## WORK TO DO
Word for word, repeat the entries, minus the pictures.

## DATA PROVIDED

☆ ☆ ☆

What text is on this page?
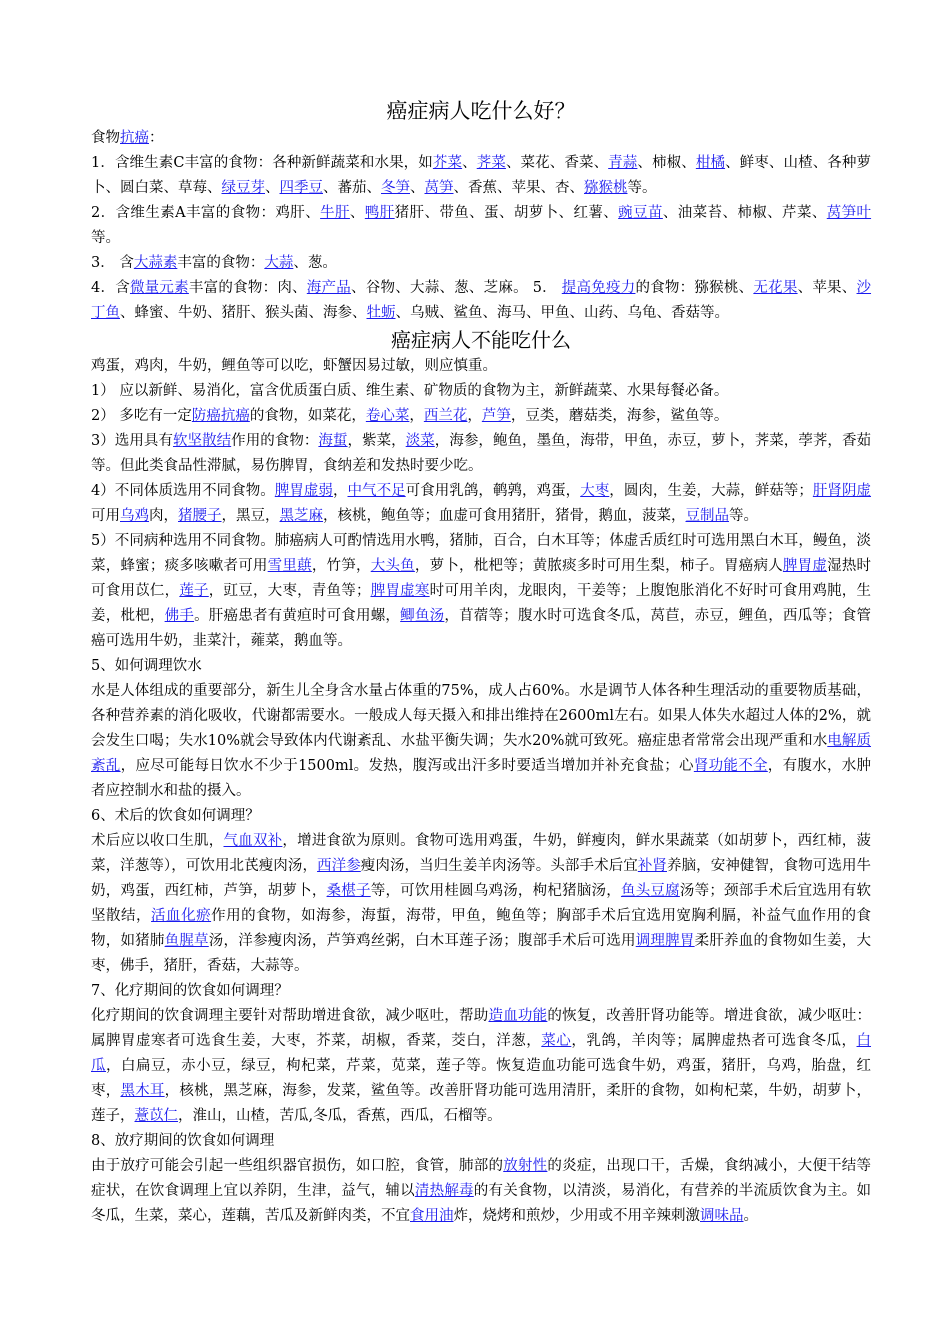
癌症病人吃什么好？

食物抗癌：

1．含维生素C丰富的食物：各种新鲜蔬菜和水果，如芥菜、荠菜、菜花、香菜、青蒜、柿椒、柑橘、鲜枣、山楂、各种萝卜、圆白菜、草莓、绿豆芽、四季豆、蕃茄、冬笋、莴笋、香蕉、苹果、杏、猕猴桃等。

2．含维生素A丰富的食物：鸡肝、牛肝、鸭肝猪肝、带鱼、蛋、胡萝卜、红薯、豌豆苗、油菜苔、柿椒、芹菜、莴笋叶等。

3． 含大蒜素丰富的食物：大蒜、葱。

4．含微量元素丰富的食物：肉、海产品、谷物、大蒜、葱、芝麻。 5． 提高免疫力的食物：猕猴桃、无花果、苹果、沙丁鱼、蜂蜜、牛奶、猪肝、猴头菌、海参、牡蛎、乌贼、鲨鱼、海马、甲鱼、山药、乌龟、香菇等。

癌症病人不能吃什么

鸡蛋，鸡肉，牛奶，鲤鱼等可以吃，虾蟹因易过敏，则应慎重。

1） 应以新鲜、易消化，富含优质蛋白质、维生素、矿物质的食物为主，新鲜蔬菜、水果每餐必备。

2） 多吃有一定防癌抗癌的食物，如菜花，卷心菜，西兰花，芦笋，豆类，蘑菇类，海参，鲨鱼等。

3）选用具有软坚散结作用的食物：海蜇，紫菜，淡菜，海参，鲍鱼，墨鱼，海带，甲鱼，赤豆，萝卜，荠菜，荸荠，香茹等。但此类食品性滞腻，易伤脾胃，食纳差和发热时要少吃。

4）不同体质选用不同食物。脾胃虚弱，中气不足可食用乳鸽，鹌鹑，鸡蛋，大枣，圆肉，生姜，大蒜，鲜菇等；肝肾阴虚可用乌鸡肉，猪腰子，黑豆，黑芝麻，核桃，鲍鱼等；血虚可食用猪肝，猪骨，鹅血，菠菜，豆制品等。

5）不同病种选用不同食物。肺癌病人可酌情选用水鸭，猪肺，百合，白木耳等；体虚舌质红时可选用黑白木耳，鳗鱼，淡菜，蜂蜜；痰多咳嗽者可用雪里蕻，竹笋，大头鱼，萝卜，枇杷等；黄脓痰多时可用生梨，柿子。胃癌病人脾胃虚湿热时可食用苡仁，莲子，豇豆，大枣，青鱼等；脾胃虚寒时可用羊肉，龙眼肉，干姜等；上腹饱胀消化不好时可食用鸡肫，生姜，枇杷，佛手。肝癌患者有黄疸时可食用螺，鲫鱼汤，苜蓿等；腹水时可选食冬瓜，莴苣，赤豆，鲤鱼，西瓜等；食管癌可选用牛奶，韭菜汁，蕹菜，鹅血等。

5、如何调理饮水

水是人体组成的重要部分，新生儿全身含水量占体重的75%，成人占60%。水是调节人体各种生理活动的重要物质基础，各种营养素的消化吸收，代谢都需要水。一般成人每天摄入和排出维持在2600ml左右。如果人体失水超过人体的2%，就会发生口喝；失水10%就会导致体内代谢紊乱、水盐平衡失调；失水20%就可致死。癌症患者常常会出现严重和水电解质紊乱，应尽可能每日饮水不少于1500ml。发热，腹泻或出汗多时要适当增加并补充食盐；心肾功能不全，有腹水，水肿者应控制水和盐的摄入。

6、术后的饮食如何调理？

术后应以收口生肌，气血双补，增进食欲为原则。食物可选用鸡蛋，牛奶，鲜瘦肉，鲜水果蔬菜（如胡萝卜，西红柿，菠菜，洋葱等），可饮用北芪瘦肉汤，西洋参瘦肉汤，当归生姜羊肉汤等。头部手术后宜补肾养脑，安神健智，食物可选用牛奶，鸡蛋，西红柿，芦笋，胡萝卜，桑椹子等，可饮用桂圆乌鸡汤，枸杞猪脑汤，鱼头豆腐汤等；颈部手术后宜选用有软坚散结，活血化瘀作用的食物，如海参，海蜇，海带，甲鱼，鲍鱼等；胸部手术后宜选用宽胸利膈，补益气血作用的食物，如猪肺鱼腥草汤，洋参瘦肉汤，芦笋鸡丝粥，白木耳莲子汤；腹部手术后可选用调理脾胃柔肝养血的食物如生姜，大枣，佛手，猪肝，香菇，大蒜等。

7、化疗期间的饮食如何调理？

化疗期间的饮食调理主要针对帮助增进食欲，减少呕吐，帮助造血功能的恢复，改善肝肾功能等。增进食欲，减少呕吐：属脾胃虚寒者可选食生姜，大枣，芥菜，胡椒，香菜，茭白，洋葱，菜心，乳鸽，羊肉等；属脾虚热者可选食冬瓜，白瓜，白扁豆，赤小豆，绿豆，枸杞菜，芹菜，苋菜，莲子等。恢复造血功能可选食牛奶，鸡蛋，猪肝，乌鸡，胎盘，红枣，黑木耳，核桃，黑芝麻，海参，发菜，鲨鱼等。改善肝肾功能可选用清肝，柔肝的食物，如枸杞菜，牛奶，胡萝卜，莲子，薏苡仁，淮山，山楂，苦瓜,冬瓜，香蕉，西瓜，石榴等。

8、放疗期间的饮食如何调理

由于放疗可能会引起一些组织器官损伤，如口腔，食管，肺部的放射性的炎症，出现口干，舌燥，食纳减小，大便干结等症状，在饮食调理上宜以养阴，生津，益气，辅以清热解毒的有关食物，以清淡，易消化，有营养的半流质饮食为主。如冬瓜，生菜，菜心，莲藕，苦瓜及新鲜肉类，不宜食用油炸，烧烤和煎炒，少用或不用辛辣刺激调味品。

☆ ☆ ☆

## RIGHT ANSWER
What text is on this page?
癌症病人吃什么好？

食物抗癌：

1．含维生素C丰富的食物：各种新鲜蔬菜和水果，如芥菜、荠菜、菜花、香菜、青蒜、柿椒、柑橘、鲜枣、山楂、各种萝卜、圆白菜、草莓、绿豆芽、四季豆、蕃茄、冬笋、莴笋、香蕉、苹果、杏、猕猴桃等。

2．含维生素A丰富的食物：鸡肝、牛肝、鸭肝猪肝、带鱼、蛋、胡萝卜、红薯、豌豆苗、油菜苔、柿椒、芹菜、莴笋叶等。

3． 含大蒜素丰富的食物：大蒜、葱。

4．含微量元素丰富的食物：肉、海产品、谷物、大蒜、葱、芝麻。 5． 提高免疫力的食物：猕猴桃、无花果、苹果、沙丁鱼、蜂蜜、牛奶、猪肝、猴头菌、海参、牡蛎、乌贼、鲨鱼、海马、甲鱼、山药、乌龟、香菇等。

癌症病人不能吃什么

鸡蛋，鸡肉，牛奶，鲤鱼等可以吃，虾蟹因易过敏，则应慎重。

1） 应以新鲜、易消化，富含优质蛋白质、维生素、矿物质的食物为主，新鲜蔬菜、水果每餐必备。

2） 多吃有一定防癌抗癌的食物，如菜花，卷心菜，西兰花，芦笋，豆类，蘑菇类，海参，鲨鱼等。

3）选用具有软坚散结作用的食物：海蜇，紫菜，淡菜，海参，鲍鱼，墨鱼，海带，甲鱼，赤豆，萝卜，荠菜，荸荠，香茹等。但此类食品性滞腻，易伤脾胃，食纳差和发热时要少吃。

4）不同体质选用不同食物。脾胃虚弱，中气不足可食用乳鸽，鹌鹑，鸡蛋，大枣，圆肉，生姜，大蒜，鲜菇等；肝肾阴虚可用乌鸡肉，猪腰子，黑豆，黑芝麻，核桃，鲍鱼等；血虚可食用猪肝，猪骨，鹅血，菠菜，豆制品等。

5）不同病种选用不同食物。肺癌病人可酌情选用水鸭，猪肺，百合，白木耳等；体虚舌质红时可选用黑白木耳，鳗鱼，淡菜，蜂蜜；痰多咳嗽者可用雪里蕻，竹笋，大头鱼，萝卜，枇杷等；黄脓痰多时可用生梨，柿子。胃癌病人脾胃虚湿热时可食用苡仁，莲子，豇豆，大枣，青鱼等；脾胃虚寒时可用羊肉，龙眼肉，干姜等；上腹饱胀消化不好时可食用鸡肫，生姜，枇杷，佛手。肝癌患者有黄疸时可食用螺，鲫鱼汤，苜蓿等；腹水时可选食冬瓜，莴苣，赤豆，鲤鱼，西瓜等；食管癌可选用牛奶，韭菜汁，蕹菜，鹅血等。

5、如何调理饮水

水是人体组成的重要部分，新生儿全身含水量占体重的75%，成人占60%。水是调节人体各种生理活动的重要物质基础，各种营养素的消化吸收，代谢都需要水。一般成人每天摄入和排出维持在2600ml左右。如果人体失水超过人体的2%，就会发生口喝；失水10%就会导致体内代谢紊乱、水盐平衡失调；失水20%就可致死。癌症患者常常会出现严重和水电解质紊乱，应尽可能每日饮水不少于1500ml。发热，腹泻或出汗多时要适当增加并补充食盐；心肾功能不全，有腹水，水肿者应控制水和盐的摄入。

6、术后的饮食如何调理？

术后应以收口生肌，气血双补，增进食欲为原则。食物可选用鸡蛋，牛奶，鲜瘦肉，鲜水果蔬菜（如胡萝卜，西红柿，菠菜，洋葱等），可饮用北芪瘦肉汤，西洋参瘦肉汤，当归生姜羊肉汤等。头部手术后宜补肾养脑，安神健智，食物可选用牛奶，鸡蛋，西红柿，芦笋，胡萝卜，桑椹子等，可饮用桂圆乌鸡汤，枸杞猪脑汤，鱼头豆腐汤等；颈部手术后宜选用有软坚散结，活血化瘀作用的食物，如海参，海蜇，海带，甲鱼，鲍鱼等；胸部手术后宜选用宽胸利膈，补益气血作用的食物，如猪肺鱼腥草汤，洋参瘦肉汤，芦笋鸡丝粥，白木耳莲子汤；腹部手术后可选用调理脾胃柔肝养血的食物如生姜，大枣，佛手，猪肝，香菇，大蒜等。

7、化疗期间的饮食如何调理？

化疗期间的饮食调理主要针对帮助增进食欲，减少呕吐，帮助造血功能的恢复，改善肝肾功能等。增进食欲，减少呕吐：属脾胃虚寒者可选食生姜，大枣，芥菜，胡椒，香菜，茭白，洋葱，菜心，乳鸽，羊肉等；属脾虚热者可选食冬瓜，白瓜，白扁豆，赤小豆，绿豆，枸杞菜，芹菜，苋菜，莲子等。恢复造血功能可选食牛奶，鸡蛋，猪肝，乌鸡，胎盘，红枣，黑木耳，核桃，黑芝麻，海参，发菜，鲨鱼等。改善肝肾功能可选用清肝，柔肝的食物，如枸杞菜，牛奶，胡萝卜，莲子，薏苡仁，淮山，山楂，苦瓜,冬瓜，香蕉，西瓜，石榴等。

8、放疗期间的饮食如何调理

由于放疗可能会引起一些组织器官损伤，如口腔，食管，肺部的放射性的炎症，出现口干，舌燥，食纳减小，大便干结等症状，在饮食调理上宜以养阴，生津，益气，辅以清热解毒的有关食物，以清淡，易消化，有营养的半流质饮食为主。如冬瓜，生菜，菜心，莲藕，苦瓜及新鲜肉类，不宜食用油炸，烧烤和煎炒，少用或不用辛辣刺激调味品。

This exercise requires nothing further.